PROBLEM:
All of the records below should be output exactly.
>>>
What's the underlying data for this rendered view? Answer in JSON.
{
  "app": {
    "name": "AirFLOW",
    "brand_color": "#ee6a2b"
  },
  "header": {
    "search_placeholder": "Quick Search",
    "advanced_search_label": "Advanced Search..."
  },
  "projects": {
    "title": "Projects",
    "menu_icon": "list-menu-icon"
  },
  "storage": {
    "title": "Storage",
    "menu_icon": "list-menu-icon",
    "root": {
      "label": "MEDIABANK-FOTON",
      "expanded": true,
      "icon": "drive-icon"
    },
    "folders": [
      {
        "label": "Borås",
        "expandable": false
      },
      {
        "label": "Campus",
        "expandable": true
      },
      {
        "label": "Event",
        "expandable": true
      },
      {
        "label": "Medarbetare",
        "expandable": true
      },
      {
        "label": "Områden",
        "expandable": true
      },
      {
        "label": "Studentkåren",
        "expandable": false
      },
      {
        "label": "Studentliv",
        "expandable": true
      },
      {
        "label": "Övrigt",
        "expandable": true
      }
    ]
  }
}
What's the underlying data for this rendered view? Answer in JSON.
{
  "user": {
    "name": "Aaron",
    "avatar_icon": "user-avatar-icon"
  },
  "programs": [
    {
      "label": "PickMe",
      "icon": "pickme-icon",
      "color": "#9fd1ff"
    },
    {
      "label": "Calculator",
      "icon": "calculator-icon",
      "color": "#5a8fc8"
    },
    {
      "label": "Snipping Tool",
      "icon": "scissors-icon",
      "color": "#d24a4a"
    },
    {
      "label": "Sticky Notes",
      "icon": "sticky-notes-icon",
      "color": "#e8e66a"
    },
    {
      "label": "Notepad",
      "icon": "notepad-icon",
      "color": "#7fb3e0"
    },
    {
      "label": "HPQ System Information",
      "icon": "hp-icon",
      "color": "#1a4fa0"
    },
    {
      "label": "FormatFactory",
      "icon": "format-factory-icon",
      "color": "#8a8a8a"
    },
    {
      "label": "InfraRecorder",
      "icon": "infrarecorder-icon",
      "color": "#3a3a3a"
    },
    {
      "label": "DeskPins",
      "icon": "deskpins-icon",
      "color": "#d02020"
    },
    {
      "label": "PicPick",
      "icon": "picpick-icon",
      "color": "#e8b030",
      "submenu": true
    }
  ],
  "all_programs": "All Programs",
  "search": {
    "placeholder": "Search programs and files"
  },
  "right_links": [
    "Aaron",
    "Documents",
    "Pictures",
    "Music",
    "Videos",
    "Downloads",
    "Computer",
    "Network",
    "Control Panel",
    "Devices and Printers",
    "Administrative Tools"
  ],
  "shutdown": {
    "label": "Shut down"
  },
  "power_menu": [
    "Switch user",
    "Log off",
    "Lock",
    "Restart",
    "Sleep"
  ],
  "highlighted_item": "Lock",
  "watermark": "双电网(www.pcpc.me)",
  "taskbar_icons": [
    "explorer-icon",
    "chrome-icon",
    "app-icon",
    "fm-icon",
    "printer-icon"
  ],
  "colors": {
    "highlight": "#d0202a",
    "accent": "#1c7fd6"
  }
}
<<<
FINISHED ANSWER:
What's the underlying data for this rendered view? Answer in JSON.
{
  "app": {
    "name": "AirFLOW",
    "brand_color": "#ee6a2b"
  },
  "header": {
    "search_placeholder": "Quick Search",
    "advanced_search_label": "Advanced Search..."
  },
  "projects": {
    "title": "Projects",
    "menu_icon": "list-menu-icon"
  },
  "storage": {
    "title": "Storage",
    "menu_icon": "list-menu-icon",
    "root": {
      "label": "MEDIABANK-FOTON",
      "expanded": true,
      "icon": "drive-icon"
    },
    "folders": [
      {
        "label": "Borås",
        "expandable": false
      },
      {
        "label": "Campus",
        "expandable": true
      },
      {
        "label": "Event",
        "expandable": true
      },
      {
        "label": "Medarbetare",
        "expandable": true
      },
      {
        "label": "Områden",
        "expandable": true
      },
      {
        "label": "Studentkåren",
        "expandable": false
      },
      {
        "label": "Studentliv",
        "expandable": true
      },
      {
        "label": "Övrigt",
        "expandable": true
      }
    ]
  }
}
What's the underlying data for this rendered view? Answer in JSON.
{
  "user": {
    "name": "Aaron",
    "avatar_icon": "user-avatar-icon"
  },
  "programs": [
    {
      "label": "PickMe",
      "icon": "pickme-icon",
      "color": "#9fd1ff"
    },
    {
      "label": "Calculator",
      "icon": "calculator-icon",
      "color": "#5a8fc8"
    },
    {
      "label": "Snipping Tool",
      "icon": "scissors-icon",
      "color": "#d24a4a"
    },
    {
      "label": "Sticky Notes",
      "icon": "sticky-notes-icon",
      "color": "#e8e66a"
    },
    {
      "label": "Notepad",
      "icon": "notepad-icon",
      "color": "#7fb3e0"
    },
    {
      "label": "HPQ System Information",
      "icon": "hp-icon",
      "color": "#1a4fa0"
    },
    {
      "label": "FormatFactory",
      "icon": "format-factory-icon",
      "color": "#8a8a8a"
    },
    {
      "label": "InfraRecorder",
      "icon": "infrarecorder-icon",
      "color": "#3a3a3a"
    },
    {
      "label": "DeskPins",
      "icon": "deskpins-icon",
      "color": "#d02020"
    },
    {
      "label": "PicPick",
      "icon": "picpick-icon",
      "color": "#e8b030",
      "submenu": true
    }
  ],
  "all_programs": "All Programs",
  "search": {
    "placeholder": "Search programs and files"
  },
  "right_links": [
    "Aaron",
    "Documents",
    "Pictures",
    "Music",
    "Videos",
    "Downloads",
    "Computer",
    "Network",
    "Control Panel",
    "Devices and Printers",
    "Administrative Tools"
  ],
  "shutdown": {
    "label": "Shut down"
  },
  "power_menu": [
    "Switch user",
    "Log off",
    "Lock",
    "Restart",
    "Sleep"
  ],
  "highlighted_item": "Lock",
  "watermark": "双电网(www.pcpc.me)",
  "taskbar_icons": [
    "explorer-icon",
    "chrome-icon",
    "app-icon",
    "fm-icon",
    "printer-icon"
  ],
  "colors": {
    "highlight": "#d0202a",
    "accent": "#1c7fd6"
  }
}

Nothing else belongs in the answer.